§ AIM OF THE EXERCISE: Every line that holds "this" should be shown.

━━━━━━━━━━━━━━━━━━━━━━━━━━━━━━

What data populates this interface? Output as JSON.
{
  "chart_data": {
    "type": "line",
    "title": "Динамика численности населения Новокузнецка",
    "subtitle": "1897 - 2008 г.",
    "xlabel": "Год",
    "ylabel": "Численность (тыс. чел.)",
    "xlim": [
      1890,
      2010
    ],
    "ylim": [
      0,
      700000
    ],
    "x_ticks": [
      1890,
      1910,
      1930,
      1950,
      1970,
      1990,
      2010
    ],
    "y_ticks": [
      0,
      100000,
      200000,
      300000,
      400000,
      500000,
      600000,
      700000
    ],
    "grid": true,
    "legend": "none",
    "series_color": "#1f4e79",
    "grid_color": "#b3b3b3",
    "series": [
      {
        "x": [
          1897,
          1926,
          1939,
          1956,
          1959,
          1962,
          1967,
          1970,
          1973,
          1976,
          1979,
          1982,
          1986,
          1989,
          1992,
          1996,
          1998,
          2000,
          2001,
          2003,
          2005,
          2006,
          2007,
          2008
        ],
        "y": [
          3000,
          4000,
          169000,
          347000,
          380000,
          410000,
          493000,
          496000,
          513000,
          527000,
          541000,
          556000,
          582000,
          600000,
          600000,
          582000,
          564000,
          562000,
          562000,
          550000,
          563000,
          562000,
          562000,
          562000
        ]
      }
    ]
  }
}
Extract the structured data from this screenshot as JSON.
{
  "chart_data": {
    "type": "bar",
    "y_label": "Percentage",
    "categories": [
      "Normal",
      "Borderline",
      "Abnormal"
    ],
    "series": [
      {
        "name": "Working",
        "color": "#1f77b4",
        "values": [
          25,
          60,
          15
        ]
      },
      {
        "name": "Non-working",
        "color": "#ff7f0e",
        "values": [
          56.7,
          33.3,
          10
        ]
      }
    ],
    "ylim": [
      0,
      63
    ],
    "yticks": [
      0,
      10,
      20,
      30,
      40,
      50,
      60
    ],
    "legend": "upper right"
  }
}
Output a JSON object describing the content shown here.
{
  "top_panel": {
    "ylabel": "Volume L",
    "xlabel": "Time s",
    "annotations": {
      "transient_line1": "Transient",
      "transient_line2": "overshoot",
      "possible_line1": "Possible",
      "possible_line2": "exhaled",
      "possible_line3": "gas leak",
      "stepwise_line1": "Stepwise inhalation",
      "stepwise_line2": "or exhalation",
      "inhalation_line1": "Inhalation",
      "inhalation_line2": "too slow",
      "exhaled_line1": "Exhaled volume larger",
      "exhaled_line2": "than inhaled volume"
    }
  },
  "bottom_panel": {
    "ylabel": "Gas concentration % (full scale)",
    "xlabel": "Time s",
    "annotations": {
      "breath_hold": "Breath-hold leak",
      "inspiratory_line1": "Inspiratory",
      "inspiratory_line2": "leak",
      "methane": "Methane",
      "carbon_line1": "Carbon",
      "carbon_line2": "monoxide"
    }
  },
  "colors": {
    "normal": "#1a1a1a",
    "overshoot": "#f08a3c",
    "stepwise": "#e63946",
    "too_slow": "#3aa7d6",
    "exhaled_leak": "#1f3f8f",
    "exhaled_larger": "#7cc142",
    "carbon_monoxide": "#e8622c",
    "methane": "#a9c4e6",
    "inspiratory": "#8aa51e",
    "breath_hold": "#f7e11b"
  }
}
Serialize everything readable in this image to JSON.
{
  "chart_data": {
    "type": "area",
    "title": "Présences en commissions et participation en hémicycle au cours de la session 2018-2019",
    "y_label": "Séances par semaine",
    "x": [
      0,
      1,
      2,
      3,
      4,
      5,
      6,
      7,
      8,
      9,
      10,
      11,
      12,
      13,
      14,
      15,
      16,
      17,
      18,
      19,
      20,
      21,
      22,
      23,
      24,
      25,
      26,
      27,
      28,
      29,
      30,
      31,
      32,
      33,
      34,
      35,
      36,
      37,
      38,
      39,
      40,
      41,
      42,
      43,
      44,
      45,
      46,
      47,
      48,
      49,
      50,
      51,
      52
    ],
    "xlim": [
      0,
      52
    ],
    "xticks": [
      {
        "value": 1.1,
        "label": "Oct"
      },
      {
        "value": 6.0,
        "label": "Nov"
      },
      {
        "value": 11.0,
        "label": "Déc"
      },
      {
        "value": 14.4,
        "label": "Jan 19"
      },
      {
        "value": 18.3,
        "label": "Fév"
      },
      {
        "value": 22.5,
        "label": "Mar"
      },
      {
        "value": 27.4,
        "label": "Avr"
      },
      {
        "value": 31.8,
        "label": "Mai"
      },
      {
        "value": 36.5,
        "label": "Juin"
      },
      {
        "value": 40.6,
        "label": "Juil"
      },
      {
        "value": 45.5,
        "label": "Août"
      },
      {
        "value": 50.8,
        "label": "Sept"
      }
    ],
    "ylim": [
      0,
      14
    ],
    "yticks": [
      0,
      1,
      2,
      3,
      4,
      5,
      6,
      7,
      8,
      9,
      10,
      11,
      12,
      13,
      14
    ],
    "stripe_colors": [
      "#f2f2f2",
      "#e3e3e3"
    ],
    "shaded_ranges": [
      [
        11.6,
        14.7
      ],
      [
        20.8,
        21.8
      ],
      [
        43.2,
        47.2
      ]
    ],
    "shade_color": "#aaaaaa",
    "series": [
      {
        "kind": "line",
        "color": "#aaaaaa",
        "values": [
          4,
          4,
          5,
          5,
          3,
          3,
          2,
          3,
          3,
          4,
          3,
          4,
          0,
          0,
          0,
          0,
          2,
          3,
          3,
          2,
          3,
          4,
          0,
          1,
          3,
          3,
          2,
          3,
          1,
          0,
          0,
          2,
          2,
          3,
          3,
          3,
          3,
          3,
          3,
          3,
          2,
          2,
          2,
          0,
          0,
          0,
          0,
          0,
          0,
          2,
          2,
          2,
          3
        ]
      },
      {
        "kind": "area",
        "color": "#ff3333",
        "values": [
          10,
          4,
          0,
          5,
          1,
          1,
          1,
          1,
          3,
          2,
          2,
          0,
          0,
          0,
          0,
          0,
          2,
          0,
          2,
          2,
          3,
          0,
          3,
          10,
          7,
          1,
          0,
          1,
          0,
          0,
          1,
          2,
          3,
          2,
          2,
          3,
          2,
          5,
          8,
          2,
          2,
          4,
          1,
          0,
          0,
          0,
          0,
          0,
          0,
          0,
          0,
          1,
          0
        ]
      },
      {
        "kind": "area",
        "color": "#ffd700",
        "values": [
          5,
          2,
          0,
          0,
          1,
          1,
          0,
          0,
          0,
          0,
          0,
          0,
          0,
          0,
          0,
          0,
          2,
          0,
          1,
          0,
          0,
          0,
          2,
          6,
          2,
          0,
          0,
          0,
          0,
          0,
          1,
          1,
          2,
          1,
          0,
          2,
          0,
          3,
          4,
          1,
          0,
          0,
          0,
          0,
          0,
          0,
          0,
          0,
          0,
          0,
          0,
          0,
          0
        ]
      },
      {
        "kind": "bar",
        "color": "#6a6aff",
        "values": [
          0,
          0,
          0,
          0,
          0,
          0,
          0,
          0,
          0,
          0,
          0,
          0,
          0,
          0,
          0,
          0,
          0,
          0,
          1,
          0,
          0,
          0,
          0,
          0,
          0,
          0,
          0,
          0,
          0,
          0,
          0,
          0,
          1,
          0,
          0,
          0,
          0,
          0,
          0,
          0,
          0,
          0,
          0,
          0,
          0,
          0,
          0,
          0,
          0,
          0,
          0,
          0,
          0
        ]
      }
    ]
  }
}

━━━━━━━━━━━━━━━━━━━━━━━━━━━━━━

§ TASK OUTPUT:
What data populates this interface? Output as JSON.
Extract the structured data from this screenshot as JSON.
Serialize everything readable in this image to JSON.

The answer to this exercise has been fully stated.